(SOURCE PASSAGE)
|---|

Tuesday, July 23, 2019

The Morning Call--Just what we need---a larger deficit


The Morning Call

7/23/19

The Market
         
    Technical

The Averages (27171, 2985) were up yesterday but continue in a consolidation phase after pushing through their all-time highs.  Both are above their MA’s and in uptrends across all time frames.  So, the trend is quite strong; though on a very short term basis, a recent gap up open still needs to be closed.  Volume was down, remaining anemic; breadth was again mixed.   My assumption is that the indices will challenge the upper boundary of their long term uptrends (29947, 3191), though the aforementioned conditions remain a potential early warning of a reversal.

            The VIX fell 6 3/8 %, dropping back below the upper boundary of its very short term downtrend, voiding Friday’s break.  That puts it closer to its historic lows---which should provide pretty stiff resistance. That said, it finished below both MA’s and in a very short term downtrend.   So, impetus is lower. 

The long bond was up 1/8%, ending above both MA’s and a minor support level, in a very short term uptrend (that earlier gap down open has been filled) and six cents below a twenty year high.  With the Fed trying to out-dove itself and economic growth slipping, the pin action makes sense.

            The dollar rose 1/8%, closing above both MA’s, in a short term uptrend and roughly fifteen cents from a twenty year high---not what I would expect with Trump crying for a lower dollar and the Fed seemingly accommodating him with a more aggressive expansion of monetary policy.

            GLD was down two cents; but the trend remains strong.  It is above both MA’s, in  short and very short term uptrends, three dollars above a five year high but fifty dollars below its all-time high.  Still, it has that one gap up open that needs to be filled.

|---|

(WHAT IS BEING ASKED) From the market commentary, quote the stretch from "Tuesday, July 23, 2019" through "of a reversal.". The records aren't needed.

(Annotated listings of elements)
|---|

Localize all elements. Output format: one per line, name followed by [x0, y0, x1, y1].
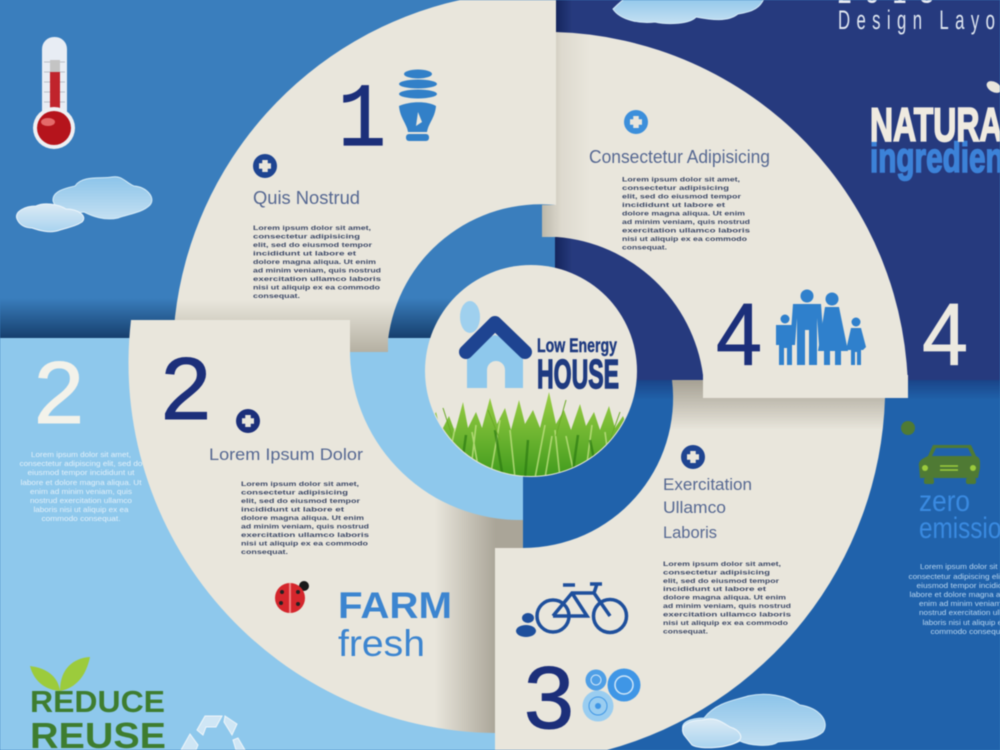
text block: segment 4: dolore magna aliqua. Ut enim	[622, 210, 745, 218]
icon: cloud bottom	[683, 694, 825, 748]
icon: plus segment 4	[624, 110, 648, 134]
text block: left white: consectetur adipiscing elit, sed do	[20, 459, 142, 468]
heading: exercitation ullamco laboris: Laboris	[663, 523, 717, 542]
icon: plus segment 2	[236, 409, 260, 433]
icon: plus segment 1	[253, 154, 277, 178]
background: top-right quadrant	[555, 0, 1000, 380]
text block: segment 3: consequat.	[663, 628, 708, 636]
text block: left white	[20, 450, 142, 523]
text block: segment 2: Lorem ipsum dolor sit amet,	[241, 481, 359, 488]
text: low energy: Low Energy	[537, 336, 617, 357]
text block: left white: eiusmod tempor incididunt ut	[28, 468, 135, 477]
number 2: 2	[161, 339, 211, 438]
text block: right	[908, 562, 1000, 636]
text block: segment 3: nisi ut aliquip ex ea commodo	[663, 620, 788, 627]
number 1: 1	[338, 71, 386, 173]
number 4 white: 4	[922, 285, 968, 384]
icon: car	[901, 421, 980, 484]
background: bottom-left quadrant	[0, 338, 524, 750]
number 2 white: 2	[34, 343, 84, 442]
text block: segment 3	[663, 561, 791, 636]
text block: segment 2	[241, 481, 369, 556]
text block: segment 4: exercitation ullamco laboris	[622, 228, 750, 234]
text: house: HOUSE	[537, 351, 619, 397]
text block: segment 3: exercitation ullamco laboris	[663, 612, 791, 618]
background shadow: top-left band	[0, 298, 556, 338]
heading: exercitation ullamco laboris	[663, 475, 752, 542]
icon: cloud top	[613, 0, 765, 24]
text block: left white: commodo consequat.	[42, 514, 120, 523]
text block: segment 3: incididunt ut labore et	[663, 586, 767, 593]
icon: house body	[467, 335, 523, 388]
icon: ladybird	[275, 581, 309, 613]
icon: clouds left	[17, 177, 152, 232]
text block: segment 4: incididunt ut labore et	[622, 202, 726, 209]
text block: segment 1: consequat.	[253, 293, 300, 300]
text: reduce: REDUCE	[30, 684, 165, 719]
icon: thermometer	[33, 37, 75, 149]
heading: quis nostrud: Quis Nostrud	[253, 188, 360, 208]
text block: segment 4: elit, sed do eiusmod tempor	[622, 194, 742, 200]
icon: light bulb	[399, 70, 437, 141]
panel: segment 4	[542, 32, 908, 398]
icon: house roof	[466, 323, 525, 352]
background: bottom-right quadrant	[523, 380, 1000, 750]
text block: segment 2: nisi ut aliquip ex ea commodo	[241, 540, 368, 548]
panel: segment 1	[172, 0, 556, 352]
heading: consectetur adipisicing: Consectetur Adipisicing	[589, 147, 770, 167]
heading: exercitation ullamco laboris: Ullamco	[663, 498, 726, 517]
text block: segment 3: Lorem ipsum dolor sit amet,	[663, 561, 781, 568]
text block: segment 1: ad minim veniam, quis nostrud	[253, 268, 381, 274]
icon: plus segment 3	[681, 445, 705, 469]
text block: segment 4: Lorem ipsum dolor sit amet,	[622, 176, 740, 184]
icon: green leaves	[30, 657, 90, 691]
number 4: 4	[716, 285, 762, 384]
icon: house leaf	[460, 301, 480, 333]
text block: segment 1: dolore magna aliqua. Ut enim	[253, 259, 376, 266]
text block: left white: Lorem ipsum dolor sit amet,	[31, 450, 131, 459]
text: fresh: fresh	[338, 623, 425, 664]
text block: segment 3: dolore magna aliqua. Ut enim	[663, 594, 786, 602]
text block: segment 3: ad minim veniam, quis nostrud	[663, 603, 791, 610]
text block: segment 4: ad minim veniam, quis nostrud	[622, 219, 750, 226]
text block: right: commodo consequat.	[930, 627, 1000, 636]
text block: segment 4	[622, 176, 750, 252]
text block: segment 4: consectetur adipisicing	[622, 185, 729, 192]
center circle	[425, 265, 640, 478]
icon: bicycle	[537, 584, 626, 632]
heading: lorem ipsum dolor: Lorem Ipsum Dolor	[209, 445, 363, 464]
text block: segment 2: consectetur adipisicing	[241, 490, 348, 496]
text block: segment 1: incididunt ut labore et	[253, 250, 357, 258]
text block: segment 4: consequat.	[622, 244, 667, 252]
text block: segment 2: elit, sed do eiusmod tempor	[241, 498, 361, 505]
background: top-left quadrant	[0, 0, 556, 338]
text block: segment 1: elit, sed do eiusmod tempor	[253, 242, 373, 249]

|---|

(RESULT OF THIS TASK)
Tuesday, July 23, 2019

The Morning Call--Just what we need---a larger deficit


The Morning Call

7/23/19

The Market
         
    Technical

The Averages (27171, 2985) were up yesterday but continue in a consolidation phase after pushing through their all-time highs.  Both are above their MA’s and in uptrends across all time frames.  So, the trend is quite strong; though on a very short term basis, a recent gap up open still needs to be closed.  Volume was down, remaining anemic; breadth was again mixed.   My assumption is that the indices will challenge the upper boundary of their long term uptrends (29947, 3191), though the aforementioned conditions remain a potential early warning of a reversal.